-- START --
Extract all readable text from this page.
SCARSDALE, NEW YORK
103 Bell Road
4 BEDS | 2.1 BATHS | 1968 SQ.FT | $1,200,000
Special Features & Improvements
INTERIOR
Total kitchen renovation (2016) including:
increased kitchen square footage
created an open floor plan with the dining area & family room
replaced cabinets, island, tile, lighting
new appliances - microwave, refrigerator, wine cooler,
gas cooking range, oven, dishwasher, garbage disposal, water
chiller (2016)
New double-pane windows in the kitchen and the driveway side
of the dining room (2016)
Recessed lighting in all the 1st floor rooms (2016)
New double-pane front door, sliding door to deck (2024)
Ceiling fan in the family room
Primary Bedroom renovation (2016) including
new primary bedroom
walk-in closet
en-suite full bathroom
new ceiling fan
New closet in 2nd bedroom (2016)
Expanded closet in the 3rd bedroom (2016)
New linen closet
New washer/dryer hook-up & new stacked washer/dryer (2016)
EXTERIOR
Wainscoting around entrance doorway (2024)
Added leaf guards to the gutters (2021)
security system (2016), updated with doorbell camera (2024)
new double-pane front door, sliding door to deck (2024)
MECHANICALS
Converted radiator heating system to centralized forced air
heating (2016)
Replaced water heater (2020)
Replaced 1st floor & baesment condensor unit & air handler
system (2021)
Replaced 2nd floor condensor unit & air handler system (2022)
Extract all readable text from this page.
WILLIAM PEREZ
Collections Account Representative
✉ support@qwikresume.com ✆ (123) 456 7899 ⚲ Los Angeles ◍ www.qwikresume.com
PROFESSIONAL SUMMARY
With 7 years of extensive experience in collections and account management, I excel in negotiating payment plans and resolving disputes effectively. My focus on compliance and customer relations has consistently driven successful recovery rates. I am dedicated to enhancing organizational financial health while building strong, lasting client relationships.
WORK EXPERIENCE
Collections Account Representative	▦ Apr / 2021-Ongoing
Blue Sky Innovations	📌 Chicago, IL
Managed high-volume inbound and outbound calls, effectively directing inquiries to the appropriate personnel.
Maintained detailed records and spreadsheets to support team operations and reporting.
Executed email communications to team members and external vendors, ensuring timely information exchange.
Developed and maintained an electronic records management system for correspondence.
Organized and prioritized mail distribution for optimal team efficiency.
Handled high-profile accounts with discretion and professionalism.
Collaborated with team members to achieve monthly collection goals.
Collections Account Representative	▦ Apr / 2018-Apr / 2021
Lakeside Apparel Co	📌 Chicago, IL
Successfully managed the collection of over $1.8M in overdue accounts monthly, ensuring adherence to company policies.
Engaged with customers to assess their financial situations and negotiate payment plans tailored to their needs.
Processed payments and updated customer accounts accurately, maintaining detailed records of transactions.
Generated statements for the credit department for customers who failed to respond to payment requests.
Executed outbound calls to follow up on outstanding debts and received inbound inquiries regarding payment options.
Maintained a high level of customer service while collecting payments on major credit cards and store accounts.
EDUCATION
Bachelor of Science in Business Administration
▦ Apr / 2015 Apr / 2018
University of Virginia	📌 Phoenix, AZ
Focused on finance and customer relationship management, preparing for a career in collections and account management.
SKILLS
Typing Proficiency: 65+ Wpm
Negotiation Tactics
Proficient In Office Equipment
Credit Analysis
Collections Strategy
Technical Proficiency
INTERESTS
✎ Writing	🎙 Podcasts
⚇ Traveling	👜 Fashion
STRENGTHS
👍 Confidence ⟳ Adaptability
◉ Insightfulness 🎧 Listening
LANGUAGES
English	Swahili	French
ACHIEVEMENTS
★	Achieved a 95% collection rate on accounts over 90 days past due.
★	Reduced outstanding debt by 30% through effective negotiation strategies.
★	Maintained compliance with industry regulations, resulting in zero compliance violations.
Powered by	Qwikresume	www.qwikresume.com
-- END --
- _YOUR TASK_:
Set down all of the data above, word for word.

- _WORKED SOLUTION_:
Extract all readable text from this page.
SCARSDALE, NEW YORK
103 Bell Road
4 BEDS | 2.1 BATHS | 1968 SQ.FT | $1,200,000
Special Features & Improvements
INTERIOR
Total kitchen renovation (2016) including:
increased kitchen square footage
created an open floor plan with the dining area & family room
replaced cabinets, island, tile, lighting
new appliances - microwave, refrigerator, wine cooler,
gas cooking range, oven, dishwasher, garbage disposal, water
chiller (2016)
New double-pane windows in the kitchen and the driveway side
of the dining room (2016)
Recessed lighting in all the 1st floor rooms (2016)
New double-pane front door, sliding door to deck (2024)
Ceiling fan in the family room
Primary Bedroom renovation (2016) including
new primary bedroom
walk-in closet
en-suite full bathroom
new ceiling fan
New closet in 2nd bedroom (2016)
Expanded closet in the 3rd bedroom (2016)
New linen closet
New washer/dryer hook-up & new stacked washer/dryer (2016)
EXTERIOR
Wainscoting around entrance doorway (2024)
Added leaf guards to the gutters (2021)
security system (2016), updated with doorbell camera (2024)
new double-pane front door, sliding door to deck (2024)
MECHANICALS
Converted radiator heating system to centralized forced air
heating (2016)
Replaced water heater (2020)
Replaced 1st floor & baesment condensor unit & air handler
system (2021)
Replaced 2nd floor condensor unit & air handler system (2022)
Extract all readable text from this page.
WILLIAM PEREZ
Collections Account Representative
✉ support@qwikresume.com ✆ (123) 456 7899 ⚲ Los Angeles ◍ www.qwikresume.com
PROFESSIONAL SUMMARY
With 7 years of extensive experience in collections and account management, I excel in negotiating payment plans and resolving disputes effectively. My focus on compliance and customer relations has consistently driven successful recovery rates. I am dedicated to enhancing organizational financial health while building strong, lasting client relationships.
WORK EXPERIENCE
Collections Account Representative	▦ Apr / 2021-Ongoing
Blue Sky Innovations	📌 Chicago, IL
Managed high-volume inbound and outbound calls, effectively directing inquiries to the appropriate personnel.
Maintained detailed records and spreadsheets to support team operations and reporting.
Executed email communications to team members and external vendors, ensuring timely information exchange.
Developed and maintained an electronic records management system for correspondence.
Organized and prioritized mail distribution for optimal team efficiency.
Handled high-profile accounts with discretion and professionalism.
Collaborated with team members to achieve monthly collection goals.
Collections Account Representative	▦ Apr / 2018-Apr / 2021
Lakeside Apparel Co	📌 Chicago, IL
Successfully managed the collection of over $1.8M in overdue accounts monthly, ensuring adherence to company policies.
Engaged with customers to assess their financial situations and negotiate payment plans tailored to their needs.
Processed payments and updated customer accounts accurately, maintaining detailed records of transactions.
Generated statements for the credit department for customers who failed to respond to payment requests.
Executed outbound calls to follow up on outstanding debts and received inbound inquiries regarding payment options.
Maintained a high level of customer service while collecting payments on major credit cards and store accounts.
EDUCATION
Bachelor of Science in Business Administration
▦ Apr / 2015 Apr / 2018
University of Virginia	📌 Phoenix, AZ
Focused on finance and customer relationship management, preparing for a career in collections and account management.
SKILLS
Typing Proficiency: 65+ Wpm
Negotiation Tactics
Proficient In Office Equipment
Credit Analysis
Collections Strategy
Technical Proficiency
INTERESTS
✎ Writing	🎙 Podcasts
⚇ Traveling	👜 Fashion
STRENGTHS
👍 Confidence ⟳ Adaptability
◉ Insightfulness 🎧 Listening
LANGUAGES
English	Swahili	French
ACHIEVEMENTS
★	Achieved a 95% collection rate on accounts over 90 days past due.
★	Reduced outstanding debt by 30% through effective negotiation strategies.
★	Maintained compliance with industry regulations, resulting in zero compliance violations.
Powered by	Qwikresume	www.qwikresume.com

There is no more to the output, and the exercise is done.